** Requirements **
Transcribe all of the data exactly. Omit the pictures.

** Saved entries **
.....
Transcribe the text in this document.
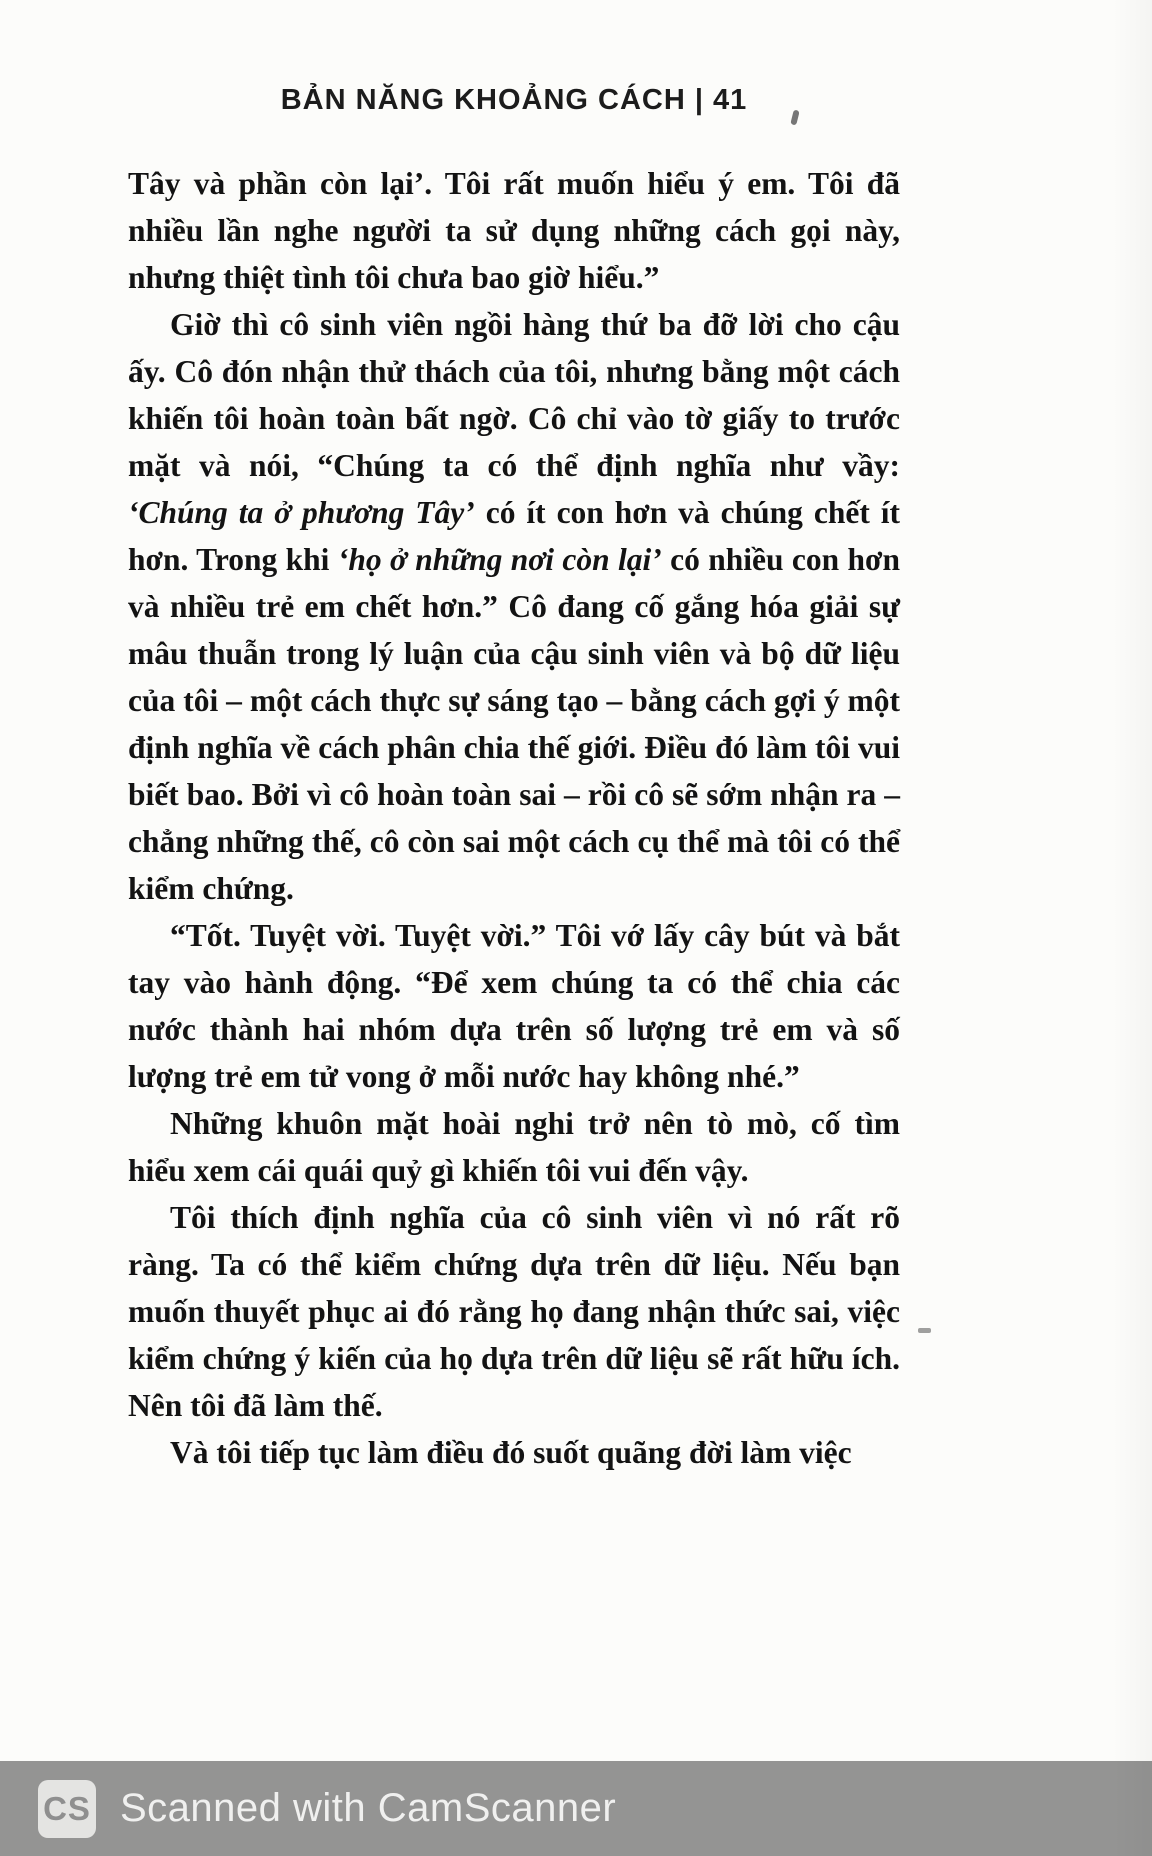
BẢN NĂNG KHOẢNG CÁCH | 41

Tây và phần còn lại’. Tôi rất muốn hiểu ý em. Tôi đã nhiều lần nghe người ta sử dụng những cách gọi này, nhưng thiệt tình tôi chưa bao giờ hiểu.”

Giờ thì cô sinh viên ngồi hàng thứ ba đỡ lời cho cậu ấy. Cô đón nhận thử thách của tôi, nhưng bằng một cách khiến tôi hoàn toàn bất ngờ. Cô chỉ vào tờ giấy to trước mặt và nói, “Chúng ta có thể định nghĩa như vầy: ‘Chúng ta ở phương Tây’ có ít con hơn và chúng chết ít hơn. Trong khi ‘họ ở những nơi còn lại’ có nhiều con hơn và nhiều trẻ em chết hơn.” Cô đang cố gắng hóa giải sự mâu thuẫn trong lý luận của cậu sinh viên và bộ dữ liệu của tôi – một cách thực sự sáng tạo – bằng cách gợi ý một định nghĩa về cách phân chia thế giới. Điều đó làm tôi vui biết bao. Bởi vì cô hoàn toàn sai – rồi cô sẽ sớm nhận ra – chẳng những thế, cô còn sai một cách cụ thể mà tôi có thể kiểm chứng.

“Tốt. Tuyệt vời. Tuyệt vời.” Tôi vớ lấy cây bút và bắt tay vào hành động. “Để xem chúng ta có thể chia các nước thành hai nhóm dựa trên số lượng trẻ em và số lượng trẻ em tử vong ở mỗi nước hay không nhé.”

Những khuôn mặt hoài nghi trở nên tò mò, cố tìm hiểu xem cái quái quỷ gì khiến tôi vui đến vậy.

Tôi thích định nghĩa của cô sinh viên vì nó rất rõ ràng. Ta có thể kiểm chứng dựa trên dữ liệu. Nếu bạn muốn thuyết phục ai đó rằng họ đang nhận thức sai, việc kiểm chứng ý kiến của họ dựa trên dữ liệu sẽ rất hữu ích. Nên tôi đã làm thế.

Và tôi tiếp tục làm điều đó suốt quãng đời làm việc

CS Scanned with CamScanner
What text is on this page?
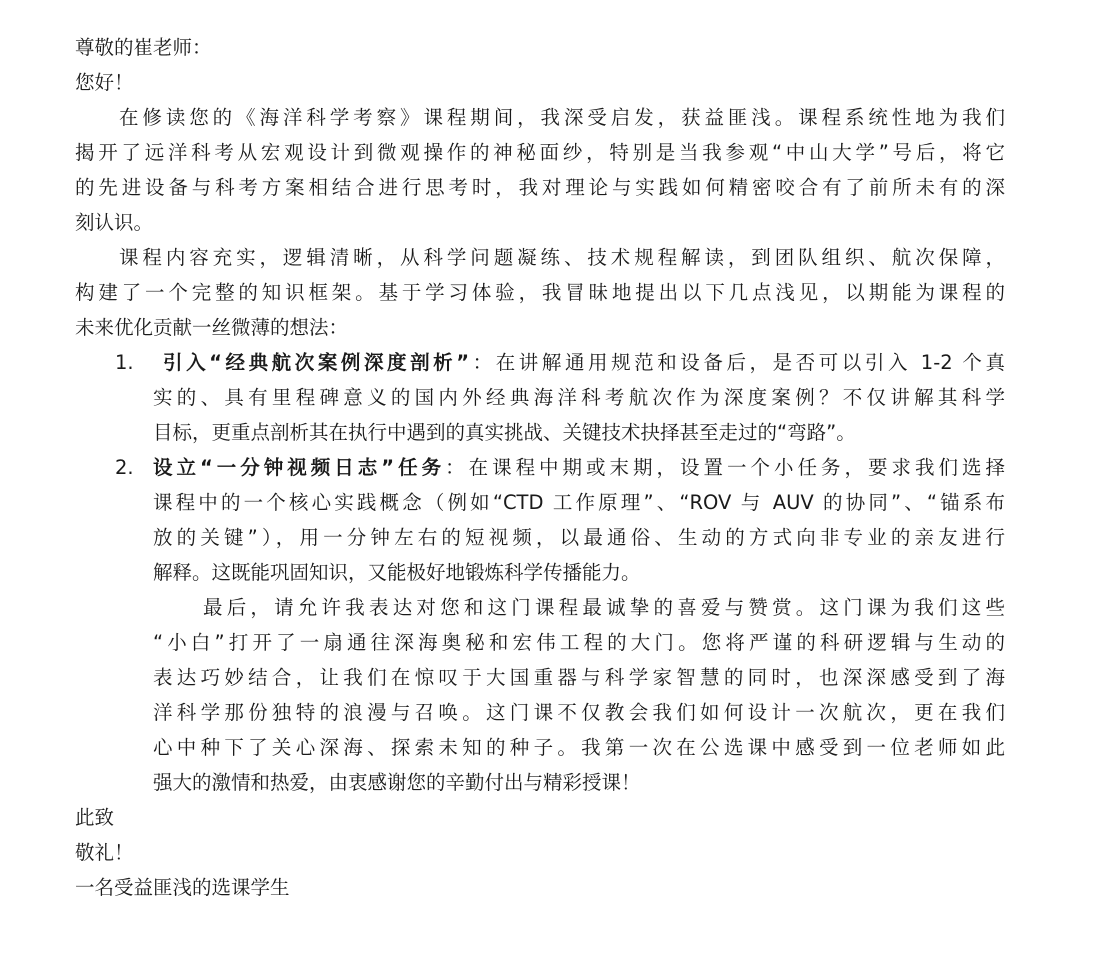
尊敬的崔老师：
您好！
在修读您的《海洋科学考察》课程期间，我深受启发，获益匪浅。课程系统性地为我们
揭开了远洋科考从宏观设计到微观操作的神秘面纱，特别是当我参观“中山大学”号后，将它
的先进设备与科考方案相结合进行思考时，我对理论与实践如何精密咬合有了前所未有的深
刻认识。
课程内容充实，逻辑清晰，从科学问题凝练、技术规程解读，到团队组织、航次保障，
构建了一个完整的知识框架。基于学习体验，我冒昧地提出以下几点浅见，以期能为课程的
未来优化贡献一丝微薄的想法：
1.	引入“经典航次案例深度剖析”：在讲解通用规范和设备后，是否可以引入 1-2 个真
实的、具有里程碑意义的国内外经典海洋科考航次作为深度案例？不仅讲解其科学
目标，更重点剖析其在执行中遇到的真实挑战、关键技术抉择甚至走过的“弯路”。
2. 设立“一分钟视频日志”任务：在课程中期或末期，设置一个小任务，要求我们选择
课程中的一个核心实践概念（例如“CTD 工作原理”、“ROV 与 AUV 的协同”、“锚系布
放的关键”），用一分钟左右的短视频，以最通俗、生动的方式向非专业的亲友进行
解释。这既能巩固知识，又能极好地锻炼科学传播能力。
最后，请允许我表达对您和这门课程最诚挚的喜爱与赞赏。这门课为我们这些
“小白”打开了一扇通往深海奥秘和宏伟工程的大门。您将严谨的科研逻辑与生动的
表达巧妙结合，让我们在惊叹于大国重器与科学家智慧的同时，也深深感受到了海
洋科学那份独特的浪漫与召唤。这门课不仅教会我们如何设计一次航次，更在我们
心中种下了关心深海、探索未知的种子。我第一次在公选课中感受到一位老师如此
强大的激情和热爱，由衷感谢您的辛勤付出与精彩授课！
此致
敬礼！
一名受益匪浅的选课学生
.....
** Result of this exercise **
Transcribe the text in this document.
BẢN NĂNG KHOẢNG CÁCH | 41

Tây và phần còn lại’. Tôi rất muốn hiểu ý em. Tôi đã nhiều lần nghe người ta sử dụng những cách gọi này, nhưng thiệt tình tôi chưa bao giờ hiểu.”

Giờ thì cô sinh viên ngồi hàng thứ ba đỡ lời cho cậu ấy. Cô đón nhận thử thách của tôi, nhưng bằng một cách khiến tôi hoàn toàn bất ngờ. Cô chỉ vào tờ giấy to trước mặt và nói, “Chúng ta có thể định nghĩa như vầy: ‘Chúng ta ở phương Tây’ có ít con hơn và chúng chết ít hơn. Trong khi ‘họ ở những nơi còn lại’ có nhiều con hơn và nhiều trẻ em chết hơn.” Cô đang cố gắng hóa giải sự mâu thuẫn trong lý luận của cậu sinh viên và bộ dữ liệu của tôi – một cách thực sự sáng tạo – bằng cách gợi ý một định nghĩa về cách phân chia thế giới. Điều đó làm tôi vui biết bao. Bởi vì cô hoàn toàn sai – rồi cô sẽ sớm nhận ra – chẳng những thế, cô còn sai một cách cụ thể mà tôi có thể kiểm chứng.

“Tốt. Tuyệt vời. Tuyệt vời.” Tôi vớ lấy cây bút và bắt tay vào hành động. “Để xem chúng ta có thể chia các nước thành hai nhóm dựa trên số lượng trẻ em và số lượng trẻ em tử vong ở mỗi nước hay không nhé.”

Những khuôn mặt hoài nghi trở nên tò mò, cố tìm hiểu xem cái quái quỷ gì khiến tôi vui đến vậy.

Tôi thích định nghĩa của cô sinh viên vì nó rất rõ ràng. Ta có thể kiểm chứng dựa trên dữ liệu. Nếu bạn muốn thuyết phục ai đó rằng họ đang nhận thức sai, việc kiểm chứng ý kiến của họ dựa trên dữ liệu sẽ rất hữu ích. Nên tôi đã làm thế.

Và tôi tiếp tục làm điều đó suốt quãng đời làm việc

CS Scanned with CamScanner
What text is on this page?
尊敬的崔老师：
您好！
在修读您的《海洋科学考察》课程期间，我深受启发，获益匪浅。课程系统性地为我们
揭开了远洋科考从宏观设计到微观操作的神秘面纱，特别是当我参观“中山大学”号后，将它
的先进设备与科考方案相结合进行思考时，我对理论与实践如何精密咬合有了前所未有的深
刻认识。
课程内容充实，逻辑清晰，从科学问题凝练、技术规程解读，到团队组织、航次保障，
构建了一个完整的知识框架。基于学习体验，我冒昧地提出以下几点浅见，以期能为课程的
未来优化贡献一丝微薄的想法：
1.	引入“经典航次案例深度剖析”：在讲解通用规范和设备后，是否可以引入 1-2 个真
实的、具有里程碑意义的国内外经典海洋科考航次作为深度案例？不仅讲解其科学
目标，更重点剖析其在执行中遇到的真实挑战、关键技术抉择甚至走过的“弯路”。
2. 设立“一分钟视频日志”任务：在课程中期或末期，设置一个小任务，要求我们选择
课程中的一个核心实践概念（例如“CTD 工作原理”、“ROV 与 AUV 的协同”、“锚系布
放的关键”），用一分钟左右的短视频，以最通俗、生动的方式向非专业的亲友进行
解释。这既能巩固知识，又能极好地锻炼科学传播能力。
最后，请允许我表达对您和这门课程最诚挚的喜爱与赞赏。这门课为我们这些
“小白”打开了一扇通往深海奥秘和宏伟工程的大门。您将严谨的科研逻辑与生动的
表达巧妙结合，让我们在惊叹于大国重器与科学家智慧的同时，也深深感受到了海
洋科学那份独特的浪漫与召唤。这门课不仅教会我们如何设计一次航次，更在我们
心中种下了关心深海、探索未知的种子。我第一次在公选课中感受到一位老师如此
强大的激情和热爱，由衷感谢您的辛勤付出与精彩授课！
此致
敬礼！
一名受益匪浅的选课学生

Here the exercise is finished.